▶ WHAT IS NEEDED
Output every entry exactly as written, but omit the pictures.

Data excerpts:
============================================================

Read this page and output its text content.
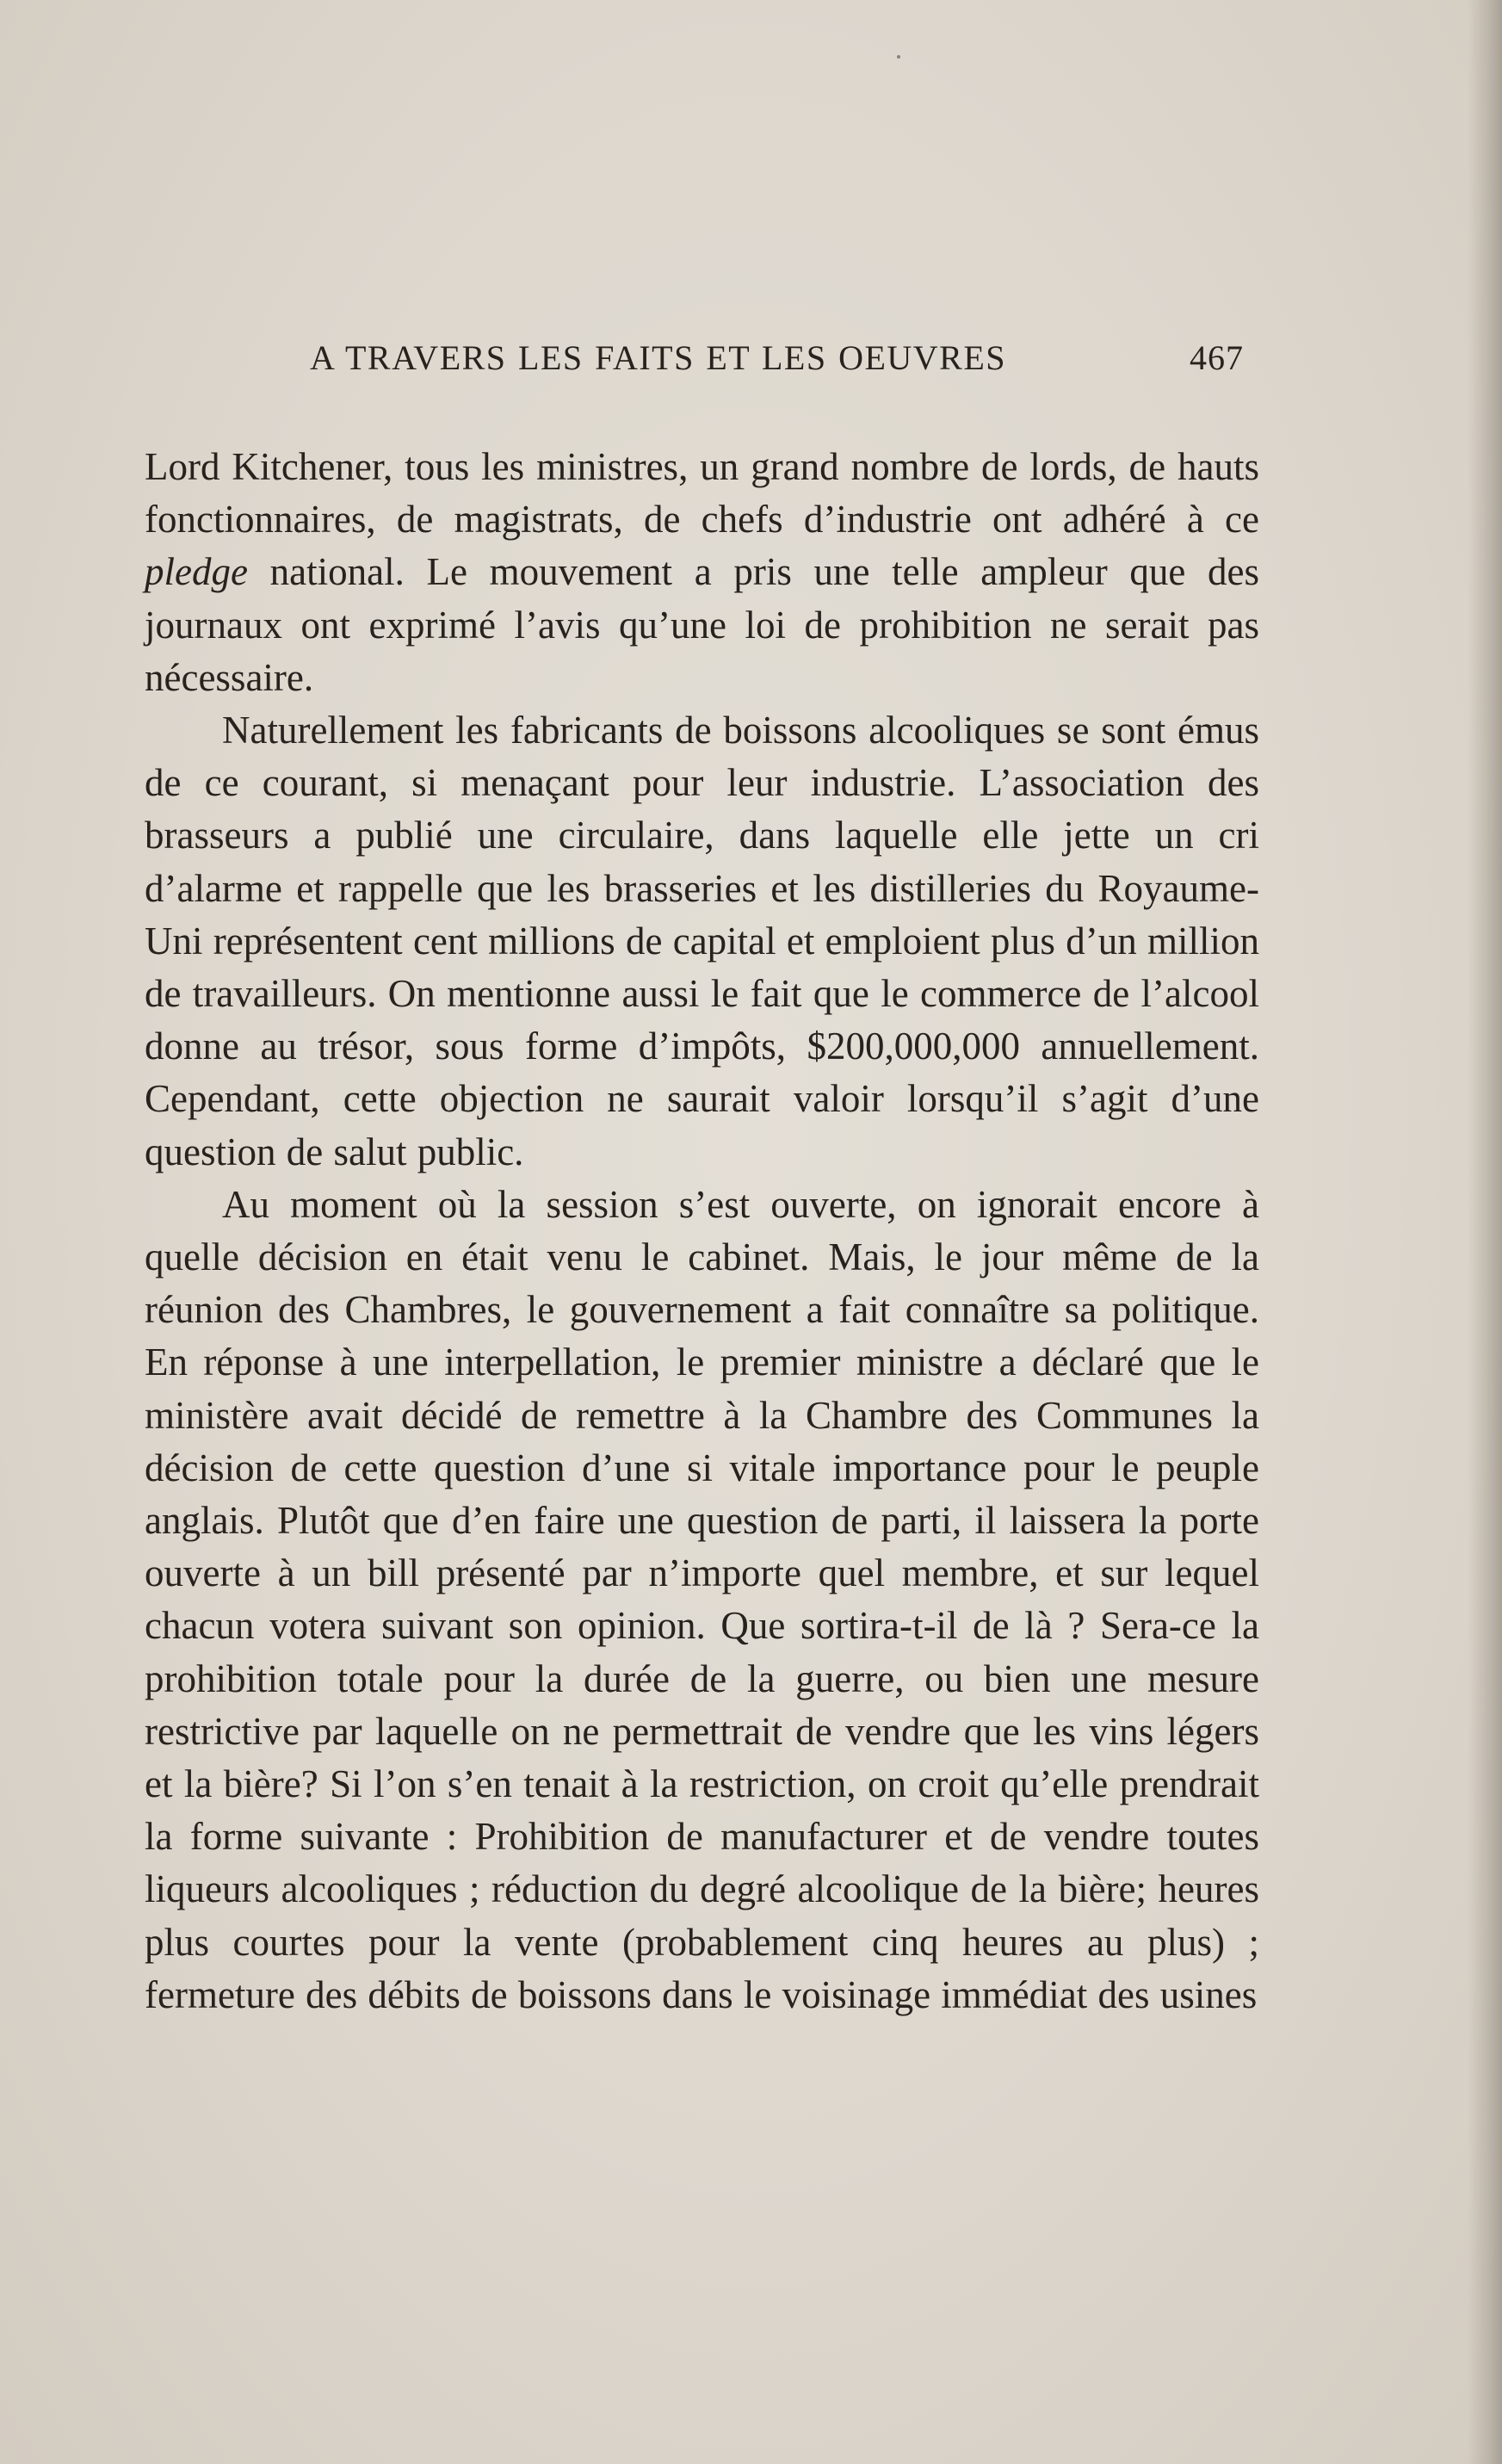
A TRAVERS LES FAITS ET LES OEUVRES	467

Lord Kitchener, tous les ministres, un grand nombre de lords, de hauts fonctionnaires, de magistrats, de chefs d’industrie ont adhéré à ce pledge national. Le mouvement a pris une telle ampleur que des journaux ont exprimé l’avis qu’une loi de prohibition ne serait pas nécessaire.

Naturellement les fabricants de boissons alcooliques se sont émus de ce courant, si menaçant pour leur industrie. L’association des brasseurs a publié une circulaire, dans laquelle elle jette un cri d’alarme et rappelle que les brasseries et les distilleries du Royaume-Uni représentent cent millions de capital et emploient plus d’un million de travailleurs. On mentionne aussi le fait que le commerce de l’alcool donne au trésor, sous forme d’impôts, $200,000,000 annuellement. Cependant, cette objection ne saurait valoir lorsqu’il s’agit d’une question de salut public.

Au moment où la session s’est ouverte, on ignorait encore à quelle décision en était venu le cabinet. Mais, le jour même de la réunion des Chambres, le gouvernement a fait connaître sa politique. En réponse à une interpellation, le premier ministre a déclaré que le ministère avait décidé de remettre à la Chambre des Communes la décision de cette question d’une si vitale importance pour le peuple anglais. Plutôt que d’en faire une question de parti, il laissera la porte ouverte à un bill présenté par n’importe quel membre, et sur lequel chacun votera suivant son opinion. Que sortira-t-il de là ? Sera-ce la prohibition totale pour la durée de la guerre, ou bien une mesure restrictive par laquelle on ne permettrait de vendre que les vins légers et la bière? Si l’on s’en tenait à la restriction, on croit qu’elle prendrait la forme suivante : Prohibition de manufacturer et de vendre toutes liqueurs alcooliques ; réduction du degré alcoolique de la bière; heures plus courtes pour la vente (probablement cinq heures au plus) ; fermeture des débits de boissons dans le voisinage immédiat des usines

============================================================

▶ COMPLETE RESPONSE
Read this page and output its text content.
A TRAVERS LES FAITS ET LES OEUVRES	467

Lord Kitchener, tous les ministres, un grand nombre de lords, de hauts fonctionnaires, de magistrats, de chefs d’industrie ont adhéré à ce pledge national. Le mouvement a pris une telle ampleur que des journaux ont exprimé l’avis qu’une loi de prohibition ne serait pas nécessaire.

Naturellement les fabricants de boissons alcooliques se sont émus de ce courant, si menaçant pour leur industrie. L’association des brasseurs a publié une circulaire, dans laquelle elle jette un cri d’alarme et rappelle que les brasseries et les distilleries du Royaume-Uni représentent cent millions de capital et emploient plus d’un million de travailleurs. On mentionne aussi le fait que le commerce de l’alcool donne au trésor, sous forme d’impôts, $200,000,000 annuellement. Cependant, cette objection ne saurait valoir lorsqu’il s’agit d’une question de salut public.

Au moment où la session s’est ouverte, on ignorait encore à quelle décision en était venu le cabinet. Mais, le jour même de la réunion des Chambres, le gouvernement a fait connaître sa politique. En réponse à une interpellation, le premier ministre a déclaré que le ministère avait décidé de remettre à la Chambre des Communes la décision de cette question d’une si vitale importance pour le peuple anglais. Plutôt que d’en faire une question de parti, il laissera la porte ouverte à un bill présenté par n’importe quel membre, et sur lequel chacun votera suivant son opinion. Que sortira-t-il de là ? Sera-ce la prohibition totale pour la durée de la guerre, ou bien une mesure restrictive par laquelle on ne permettrait de vendre que les vins légers et la bière? Si l’on s’en tenait à la restriction, on croit qu’elle prendrait la forme suivante : Prohibition de manufacturer et de vendre toutes liqueurs alcooliques ; réduction du degré alcoolique de la bière; heures plus courtes pour la vente (probablement cinq heures au plus) ; fermeture des débits de boissons dans le voisinage immédiat des usines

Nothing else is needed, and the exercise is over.